● **Available data**
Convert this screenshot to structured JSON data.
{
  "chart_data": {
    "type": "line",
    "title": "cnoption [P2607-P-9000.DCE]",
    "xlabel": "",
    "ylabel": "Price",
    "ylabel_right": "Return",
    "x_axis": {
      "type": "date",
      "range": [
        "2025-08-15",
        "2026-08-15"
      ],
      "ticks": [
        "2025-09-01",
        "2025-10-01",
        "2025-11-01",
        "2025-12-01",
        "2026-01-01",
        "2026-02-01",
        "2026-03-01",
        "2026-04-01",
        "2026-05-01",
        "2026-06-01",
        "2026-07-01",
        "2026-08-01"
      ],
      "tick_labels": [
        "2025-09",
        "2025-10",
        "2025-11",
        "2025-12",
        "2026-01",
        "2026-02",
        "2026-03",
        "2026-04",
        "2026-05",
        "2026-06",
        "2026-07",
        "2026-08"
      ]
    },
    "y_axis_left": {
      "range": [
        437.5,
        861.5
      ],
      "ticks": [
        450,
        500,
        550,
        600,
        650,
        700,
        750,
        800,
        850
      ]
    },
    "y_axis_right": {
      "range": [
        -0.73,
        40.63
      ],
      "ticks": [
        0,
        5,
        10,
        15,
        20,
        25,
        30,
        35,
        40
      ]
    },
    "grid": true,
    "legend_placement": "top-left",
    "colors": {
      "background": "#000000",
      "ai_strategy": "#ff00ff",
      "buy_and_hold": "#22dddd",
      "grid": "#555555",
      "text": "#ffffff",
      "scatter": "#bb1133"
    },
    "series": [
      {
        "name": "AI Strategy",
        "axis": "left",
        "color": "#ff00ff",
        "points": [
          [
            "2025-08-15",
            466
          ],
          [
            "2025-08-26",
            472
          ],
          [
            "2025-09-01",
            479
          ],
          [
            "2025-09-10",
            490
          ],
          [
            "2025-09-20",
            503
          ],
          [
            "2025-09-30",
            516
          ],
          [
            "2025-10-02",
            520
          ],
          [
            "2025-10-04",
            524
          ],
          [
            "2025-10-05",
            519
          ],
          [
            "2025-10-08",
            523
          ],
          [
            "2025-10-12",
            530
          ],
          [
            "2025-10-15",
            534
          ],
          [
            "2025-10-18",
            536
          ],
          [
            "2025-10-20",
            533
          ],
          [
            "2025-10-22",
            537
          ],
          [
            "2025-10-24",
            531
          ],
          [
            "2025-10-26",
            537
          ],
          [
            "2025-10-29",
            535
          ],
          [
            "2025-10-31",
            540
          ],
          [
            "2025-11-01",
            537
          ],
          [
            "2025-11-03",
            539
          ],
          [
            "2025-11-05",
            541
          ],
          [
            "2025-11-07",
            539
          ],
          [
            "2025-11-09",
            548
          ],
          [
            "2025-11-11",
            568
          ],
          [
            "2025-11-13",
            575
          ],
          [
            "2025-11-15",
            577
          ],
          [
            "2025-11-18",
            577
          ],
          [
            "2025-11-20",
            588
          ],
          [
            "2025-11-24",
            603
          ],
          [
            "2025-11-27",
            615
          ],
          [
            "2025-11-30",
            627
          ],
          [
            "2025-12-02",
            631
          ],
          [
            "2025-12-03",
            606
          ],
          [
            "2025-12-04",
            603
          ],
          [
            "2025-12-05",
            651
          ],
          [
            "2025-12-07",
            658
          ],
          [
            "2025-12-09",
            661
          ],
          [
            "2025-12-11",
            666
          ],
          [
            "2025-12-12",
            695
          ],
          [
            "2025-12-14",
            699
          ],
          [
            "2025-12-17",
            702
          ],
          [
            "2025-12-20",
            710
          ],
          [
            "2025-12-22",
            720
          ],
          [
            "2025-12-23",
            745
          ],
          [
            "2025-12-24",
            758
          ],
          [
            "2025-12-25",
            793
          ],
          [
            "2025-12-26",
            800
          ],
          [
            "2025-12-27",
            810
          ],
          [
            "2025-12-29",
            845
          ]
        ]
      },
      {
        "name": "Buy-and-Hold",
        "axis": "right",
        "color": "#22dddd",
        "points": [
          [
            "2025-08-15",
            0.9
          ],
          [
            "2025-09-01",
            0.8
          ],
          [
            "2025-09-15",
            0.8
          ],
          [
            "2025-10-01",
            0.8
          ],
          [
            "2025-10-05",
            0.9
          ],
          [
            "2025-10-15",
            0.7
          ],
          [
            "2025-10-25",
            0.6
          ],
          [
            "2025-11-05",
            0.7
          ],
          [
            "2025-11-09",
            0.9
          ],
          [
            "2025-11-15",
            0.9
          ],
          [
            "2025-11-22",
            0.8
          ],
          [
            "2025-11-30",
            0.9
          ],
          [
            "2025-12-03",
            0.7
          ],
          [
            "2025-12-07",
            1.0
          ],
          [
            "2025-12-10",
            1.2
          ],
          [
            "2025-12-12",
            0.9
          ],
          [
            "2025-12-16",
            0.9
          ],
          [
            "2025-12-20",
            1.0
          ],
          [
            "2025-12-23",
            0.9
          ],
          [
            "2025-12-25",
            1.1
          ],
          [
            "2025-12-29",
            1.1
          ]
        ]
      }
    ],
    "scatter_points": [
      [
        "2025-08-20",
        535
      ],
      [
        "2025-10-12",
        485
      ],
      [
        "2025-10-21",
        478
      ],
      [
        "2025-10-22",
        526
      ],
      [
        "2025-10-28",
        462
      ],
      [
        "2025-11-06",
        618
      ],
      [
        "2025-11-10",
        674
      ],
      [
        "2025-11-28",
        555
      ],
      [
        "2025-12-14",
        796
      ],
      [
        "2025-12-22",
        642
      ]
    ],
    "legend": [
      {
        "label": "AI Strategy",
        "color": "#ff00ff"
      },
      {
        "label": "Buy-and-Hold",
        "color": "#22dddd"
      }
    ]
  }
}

● **Task description**
Go through the records and print each one exactly.

● **Task solution**
Convert this screenshot to structured JSON data.
{
  "chart_data": {
    "type": "line",
    "title": "cnoption [P2607-P-9000.DCE]",
    "xlabel": "",
    "ylabel": "Price",
    "ylabel_right": "Return",
    "x_axis": {
      "type": "date",
      "range": [
        "2025-08-15",
        "2026-08-15"
      ],
      "ticks": [
        "2025-09-01",
        "2025-10-01",
        "2025-11-01",
        "2025-12-01",
        "2026-01-01",
        "2026-02-01",
        "2026-03-01",
        "2026-04-01",
        "2026-05-01",
        "2026-06-01",
        "2026-07-01",
        "2026-08-01"
      ],
      "tick_labels": [
        "2025-09",
        "2025-10",
        "2025-11",
        "2025-12",
        "2026-01",
        "2026-02",
        "2026-03",
        "2026-04",
        "2026-05",
        "2026-06",
        "2026-07",
        "2026-08"
      ]
    },
    "y_axis_left": {
      "range": [
        437.5,
        861.5
      ],
      "ticks": [
        450,
        500,
        550,
        600,
        650,
        700,
        750,
        800,
        850
      ]
    },
    "y_axis_right": {
      "range": [
        -0.73,
        40.63
      ],
      "ticks": [
        0,
        5,
        10,
        15,
        20,
        25,
        30,
        35,
        40
      ]
    },
    "grid": true,
    "legend_placement": "top-left",
    "colors": {
      "background": "#000000",
      "ai_strategy": "#ff00ff",
      "buy_and_hold": "#22dddd",
      "grid": "#555555",
      "text": "#ffffff",
      "scatter": "#bb1133"
    },
    "series": [
      {
        "name": "AI Strategy",
        "axis": "left",
        "color": "#ff00ff",
        "points": [
          [
            "2025-08-15",
            466
          ],
          [
            "2025-08-26",
            472
          ],
          [
            "2025-09-01",
            479
          ],
          [
            "2025-09-10",
            490
          ],
          [
            "2025-09-20",
            503
          ],
          [
            "2025-09-30",
            516
          ],
          [
            "2025-10-02",
            520
          ],
          [
            "2025-10-04",
            524
          ],
          [
            "2025-10-05",
            519
          ],
          [
            "2025-10-08",
            523
          ],
          [
            "2025-10-12",
            530
          ],
          [
            "2025-10-15",
            534
          ],
          [
            "2025-10-18",
            536
          ],
          [
            "2025-10-20",
            533
          ],
          [
            "2025-10-22",
            537
          ],
          [
            "2025-10-24",
            531
          ],
          [
            "2025-10-26",
            537
          ],
          [
            "2025-10-29",
            535
          ],
          [
            "2025-10-31",
            540
          ],
          [
            "2025-11-01",
            537
          ],
          [
            "2025-11-03",
            539
          ],
          [
            "2025-11-05",
            541
          ],
          [
            "2025-11-07",
            539
          ],
          [
            "2025-11-09",
            548
          ],
          [
            "2025-11-11",
            568
          ],
          [
            "2025-11-13",
            575
          ],
          [
            "2025-11-15",
            577
          ],
          [
            "2025-11-18",
            577
          ],
          [
            "2025-11-20",
            588
          ],
          [
            "2025-11-24",
            603
          ],
          [
            "2025-11-27",
            615
          ],
          [
            "2025-11-30",
            627
          ],
          [
            "2025-12-02",
            631
          ],
          [
            "2025-12-03",
            606
          ],
          [
            "2025-12-04",
            603
          ],
          [
            "2025-12-05",
            651
          ],
          [
            "2025-12-07",
            658
          ],
          [
            "2025-12-09",
            661
          ],
          [
            "2025-12-11",
            666
          ],
          [
            "2025-12-12",
            695
          ],
          [
            "2025-12-14",
            699
          ],
          [
            "2025-12-17",
            702
          ],
          [
            "2025-12-20",
            710
          ],
          [
            "2025-12-22",
            720
          ],
          [
            "2025-12-23",
            745
          ],
          [
            "2025-12-24",
            758
          ],
          [
            "2025-12-25",
            793
          ],
          [
            "2025-12-26",
            800
          ],
          [
            "2025-12-27",
            810
          ],
          [
            "2025-12-29",
            845
          ]
        ]
      },
      {
        "name": "Buy-and-Hold",
        "axis": "right",
        "color": "#22dddd",
        "points": [
          [
            "2025-08-15",
            0.9
          ],
          [
            "2025-09-01",
            0.8
          ],
          [
            "2025-09-15",
            0.8
          ],
          [
            "2025-10-01",
            0.8
          ],
          [
            "2025-10-05",
            0.9
          ],
          [
            "2025-10-15",
            0.7
          ],
          [
            "2025-10-25",
            0.6
          ],
          [
            "2025-11-05",
            0.7
          ],
          [
            "2025-11-09",
            0.9
          ],
          [
            "2025-11-15",
            0.9
          ],
          [
            "2025-11-22",
            0.8
          ],
          [
            "2025-11-30",
            0.9
          ],
          [
            "2025-12-03",
            0.7
          ],
          [
            "2025-12-07",
            1.0
          ],
          [
            "2025-12-10",
            1.2
          ],
          [
            "2025-12-12",
            0.9
          ],
          [
            "2025-12-16",
            0.9
          ],
          [
            "2025-12-20",
            1.0
          ],
          [
            "2025-12-23",
            0.9
          ],
          [
            "2025-12-25",
            1.1
          ],
          [
            "2025-12-29",
            1.1
          ]
        ]
      }
    ],
    "scatter_points": [
      [
        "2025-08-20",
        535
      ],
      [
        "2025-10-12",
        485
      ],
      [
        "2025-10-21",
        478
      ],
      [
        "2025-10-22",
        526
      ],
      [
        "2025-10-28",
        462
      ],
      [
        "2025-11-06",
        618
      ],
      [
        "2025-11-10",
        674
      ],
      [
        "2025-11-28",
        555
      ],
      [
        "2025-12-14",
        796
      ],
      [
        "2025-12-22",
        642
      ]
    ],
    "legend": [
      {
        "label": "AI Strategy",
        "color": "#ff00ff"
      },
      {
        "label": "Buy-and-Hold",
        "color": "#22dddd"
      }
    ]
  }
}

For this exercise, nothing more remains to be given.